Stored items from a collection:
◇ ◇ ◇

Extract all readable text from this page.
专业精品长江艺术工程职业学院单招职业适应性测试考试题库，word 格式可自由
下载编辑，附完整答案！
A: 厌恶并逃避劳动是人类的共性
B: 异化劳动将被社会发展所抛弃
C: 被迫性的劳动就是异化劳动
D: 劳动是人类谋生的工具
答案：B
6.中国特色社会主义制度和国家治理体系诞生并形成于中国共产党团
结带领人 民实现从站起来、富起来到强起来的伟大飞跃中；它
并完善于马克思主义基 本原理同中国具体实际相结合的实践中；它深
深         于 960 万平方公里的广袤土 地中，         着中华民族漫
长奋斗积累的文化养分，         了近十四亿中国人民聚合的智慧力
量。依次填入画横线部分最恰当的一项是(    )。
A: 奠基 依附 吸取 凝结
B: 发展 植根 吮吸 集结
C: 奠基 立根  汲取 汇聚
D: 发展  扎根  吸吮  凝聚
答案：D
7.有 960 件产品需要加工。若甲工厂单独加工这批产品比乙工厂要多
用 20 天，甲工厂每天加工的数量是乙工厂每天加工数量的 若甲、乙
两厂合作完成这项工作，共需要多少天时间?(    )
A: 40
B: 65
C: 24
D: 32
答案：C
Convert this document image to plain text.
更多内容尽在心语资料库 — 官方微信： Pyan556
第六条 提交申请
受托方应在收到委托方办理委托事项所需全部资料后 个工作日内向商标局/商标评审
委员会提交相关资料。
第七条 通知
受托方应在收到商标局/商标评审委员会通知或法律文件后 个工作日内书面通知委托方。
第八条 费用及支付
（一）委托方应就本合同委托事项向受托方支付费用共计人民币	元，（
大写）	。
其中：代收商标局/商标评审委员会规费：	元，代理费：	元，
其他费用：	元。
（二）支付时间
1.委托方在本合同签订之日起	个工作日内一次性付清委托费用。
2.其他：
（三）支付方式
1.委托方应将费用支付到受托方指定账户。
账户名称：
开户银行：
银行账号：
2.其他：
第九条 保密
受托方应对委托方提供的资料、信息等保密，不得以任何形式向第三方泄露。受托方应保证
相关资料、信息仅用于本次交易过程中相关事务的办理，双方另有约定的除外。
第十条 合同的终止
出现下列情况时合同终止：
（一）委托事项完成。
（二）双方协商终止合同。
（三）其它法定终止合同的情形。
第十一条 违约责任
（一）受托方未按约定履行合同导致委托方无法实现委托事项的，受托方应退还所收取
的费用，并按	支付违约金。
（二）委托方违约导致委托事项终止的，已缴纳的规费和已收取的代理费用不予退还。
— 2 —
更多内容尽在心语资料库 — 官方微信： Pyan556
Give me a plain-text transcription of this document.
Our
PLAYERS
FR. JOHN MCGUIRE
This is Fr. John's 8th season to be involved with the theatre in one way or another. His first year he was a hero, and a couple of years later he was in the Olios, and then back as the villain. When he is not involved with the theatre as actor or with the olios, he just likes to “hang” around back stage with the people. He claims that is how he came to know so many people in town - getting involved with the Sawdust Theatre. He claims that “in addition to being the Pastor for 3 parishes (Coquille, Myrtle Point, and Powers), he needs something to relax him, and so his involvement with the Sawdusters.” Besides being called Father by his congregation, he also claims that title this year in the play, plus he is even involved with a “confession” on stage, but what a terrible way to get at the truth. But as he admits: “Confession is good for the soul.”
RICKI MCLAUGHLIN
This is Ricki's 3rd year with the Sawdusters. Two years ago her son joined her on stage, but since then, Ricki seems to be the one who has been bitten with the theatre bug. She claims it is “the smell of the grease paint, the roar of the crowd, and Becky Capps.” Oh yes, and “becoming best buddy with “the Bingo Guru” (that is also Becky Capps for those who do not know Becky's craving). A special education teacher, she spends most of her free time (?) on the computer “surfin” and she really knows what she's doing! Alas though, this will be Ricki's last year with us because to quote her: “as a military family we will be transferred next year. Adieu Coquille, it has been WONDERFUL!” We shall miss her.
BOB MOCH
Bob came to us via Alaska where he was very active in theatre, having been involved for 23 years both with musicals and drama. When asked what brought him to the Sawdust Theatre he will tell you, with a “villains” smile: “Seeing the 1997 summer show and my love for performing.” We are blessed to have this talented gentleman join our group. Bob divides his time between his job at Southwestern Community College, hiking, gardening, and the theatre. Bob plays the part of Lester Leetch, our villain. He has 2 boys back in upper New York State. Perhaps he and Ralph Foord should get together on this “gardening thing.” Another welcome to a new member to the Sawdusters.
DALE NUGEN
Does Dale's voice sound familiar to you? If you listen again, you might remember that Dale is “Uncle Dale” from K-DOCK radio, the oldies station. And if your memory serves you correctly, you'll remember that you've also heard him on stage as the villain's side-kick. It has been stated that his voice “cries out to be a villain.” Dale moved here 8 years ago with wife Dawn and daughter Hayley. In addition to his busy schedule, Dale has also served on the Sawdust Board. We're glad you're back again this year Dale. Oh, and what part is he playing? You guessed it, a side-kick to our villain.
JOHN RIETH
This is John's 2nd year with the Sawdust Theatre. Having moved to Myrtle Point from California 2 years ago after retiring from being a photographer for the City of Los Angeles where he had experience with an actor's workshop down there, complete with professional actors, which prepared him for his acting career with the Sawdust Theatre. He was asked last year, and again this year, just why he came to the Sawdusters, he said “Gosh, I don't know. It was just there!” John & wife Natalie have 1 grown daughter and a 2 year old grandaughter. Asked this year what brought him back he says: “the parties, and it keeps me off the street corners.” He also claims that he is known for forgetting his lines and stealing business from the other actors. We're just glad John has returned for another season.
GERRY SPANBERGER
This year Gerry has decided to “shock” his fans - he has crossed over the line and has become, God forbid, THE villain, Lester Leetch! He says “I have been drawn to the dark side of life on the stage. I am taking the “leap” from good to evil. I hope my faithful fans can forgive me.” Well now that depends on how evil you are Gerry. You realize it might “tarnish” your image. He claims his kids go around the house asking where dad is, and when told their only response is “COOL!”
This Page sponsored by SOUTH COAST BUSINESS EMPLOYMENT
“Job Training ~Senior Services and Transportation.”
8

◇ ◇ ◇

Task requirements: From the records above, extract every line exactly as it stands.

Response:
Extract all readable text from this page.
专业精品长江艺术工程职业学院单招职业适应性测试考试题库，word 格式可自由
下载编辑，附完整答案！
A: 厌恶并逃避劳动是人类的共性
B: 异化劳动将被社会发展所抛弃
C: 被迫性的劳动就是异化劳动
D: 劳动是人类谋生的工具
答案：B
6.中国特色社会主义制度和国家治理体系诞生并形成于中国共产党团
结带领人 民实现从站起来、富起来到强起来的伟大飞跃中；它
并完善于马克思主义基 本原理同中国具体实际相结合的实践中；它深
深         于 960 万平方公里的广袤土 地中，         着中华民族漫
长奋斗积累的文化养分，         了近十四亿中国人民聚合的智慧力
量。依次填入画横线部分最恰当的一项是(    )。
A: 奠基 依附 吸取 凝结
B: 发展 植根 吮吸 集结
C: 奠基 立根  汲取 汇聚
D: 发展  扎根  吸吮  凝聚
答案：D
7.有 960 件产品需要加工。若甲工厂单独加工这批产品比乙工厂要多
用 20 天，甲工厂每天加工的数量是乙工厂每天加工数量的 若甲、乙
两厂合作完成这项工作，共需要多少天时间?(    )
A: 40
B: 65
C: 24
D: 32
答案：C
Convert this document image to plain text.
更多内容尽在心语资料库 — 官方微信： Pyan556
第六条 提交申请
受托方应在收到委托方办理委托事项所需全部资料后 个工作日内向商标局/商标评审
委员会提交相关资料。
第七条 通知
受托方应在收到商标局/商标评审委员会通知或法律文件后 个工作日内书面通知委托方。
第八条 费用及支付
（一）委托方应就本合同委托事项向受托方支付费用共计人民币	元，（
大写）	。
其中：代收商标局/商标评审委员会规费：	元，代理费：	元，
其他费用：	元。
（二）支付时间
1.委托方在本合同签订之日起	个工作日内一次性付清委托费用。
2.其他：
（三）支付方式
1.委托方应将费用支付到受托方指定账户。
账户名称：
开户银行：
银行账号：
2.其他：
第九条 保密
受托方应对委托方提供的资料、信息等保密，不得以任何形式向第三方泄露。受托方应保证
相关资料、信息仅用于本次交易过程中相关事务的办理，双方另有约定的除外。
第十条 合同的终止
出现下列情况时合同终止：
（一）委托事项完成。
（二）双方协商终止合同。
（三）其它法定终止合同的情形。
第十一条 违约责任
（一）受托方未按约定履行合同导致委托方无法实现委托事项的，受托方应退还所收取
的费用，并按	支付违约金。
（二）委托方违约导致委托事项终止的，已缴纳的规费和已收取的代理费用不予退还。
— 2 —
更多内容尽在心语资料库 — 官方微信： Pyan556
Give me a plain-text transcription of this document.
Our
PLAYERS
FR. JOHN MCGUIRE
This is Fr. John's 8th season to be involved with the theatre in one way or another. His first year he was a hero, and a couple of years later he was in the Olios, and then back as the villain. When he is not involved with the theatre as actor or with the olios, he just likes to “hang” around back stage with the people. He claims that is how he came to know so many people in town - getting involved with the Sawdust Theatre. He claims that “in addition to being the Pastor for 3 parishes (Coquille, Myrtle Point, and Powers), he needs something to relax him, and so his involvement with the Sawdusters.” Besides being called Father by his congregation, he also claims that title this year in the play, plus he is even involved with a “confession” on stage, but what a terrible way to get at the truth. But as he admits: “Confession is good for the soul.”
RICKI MCLAUGHLIN
This is Ricki's 3rd year with the Sawdusters. Two years ago her son joined her on stage, but since then, Ricki seems to be the one who has been bitten with the theatre bug. She claims it is “the smell of the grease paint, the roar of the crowd, and Becky Capps.” Oh yes, and “becoming best buddy with “the Bingo Guru” (that is also Becky Capps for those who do not know Becky's craving). A special education teacher, she spends most of her free time (?) on the computer “surfin” and she really knows what she's doing! Alas though, this will be Ricki's last year with us because to quote her: “as a military family we will be transferred next year. Adieu Coquille, it has been WONDERFUL!” We shall miss her.
BOB MOCH
Bob came to us via Alaska where he was very active in theatre, having been involved for 23 years both with musicals and drama. When asked what brought him to the Sawdust Theatre he will tell you, with a “villains” smile: “Seeing the 1997 summer show and my love for performing.” We are blessed to have this talented gentleman join our group. Bob divides his time between his job at Southwestern Community College, hiking, gardening, and the theatre. Bob plays the part of Lester Leetch, our villain. He has 2 boys back in upper New York State. Perhaps he and Ralph Foord should get together on this “gardening thing.” Another welcome to a new member to the Sawdusters.
DALE NUGEN
Does Dale's voice sound familiar to you? If you listen again, you might remember that Dale is “Uncle Dale” from K-DOCK radio, the oldies station. And if your memory serves you correctly, you'll remember that you've also heard him on stage as the villain's side-kick. It has been stated that his voice “cries out to be a villain.” Dale moved here 8 years ago with wife Dawn and daughter Hayley. In addition to his busy schedule, Dale has also served on the Sawdust Board. We're glad you're back again this year Dale. Oh, and what part is he playing? You guessed it, a side-kick to our villain.
JOHN RIETH
This is John's 2nd year with the Sawdust Theatre. Having moved to Myrtle Point from California 2 years ago after retiring from being a photographer for the City of Los Angeles where he had experience with an actor's workshop down there, complete with professional actors, which prepared him for his acting career with the Sawdust Theatre. He was asked last year, and again this year, just why he came to the Sawdusters, he said “Gosh, I don't know. It was just there!” John & wife Natalie have 1 grown daughter and a 2 year old grandaughter. Asked this year what brought him back he says: “the parties, and it keeps me off the street corners.” He also claims that he is known for forgetting his lines and stealing business from the other actors. We're just glad John has returned for another season.
GERRY SPANBERGER
This year Gerry has decided to “shock” his fans - he has crossed over the line and has become, God forbid, THE villain, Lester Leetch! He says “I have been drawn to the dark side of life on the stage. I am taking the “leap” from good to evil. I hope my faithful fans can forgive me.” Well now that depends on how evil you are Gerry. You realize it might “tarnish” your image. He claims his kids go around the house asking where dad is, and when told their only response is “COOL!”
This Page sponsored by SOUTH COAST BUSINESS EMPLOYMENT
“Job Training ~Senior Services and Transportation.”
8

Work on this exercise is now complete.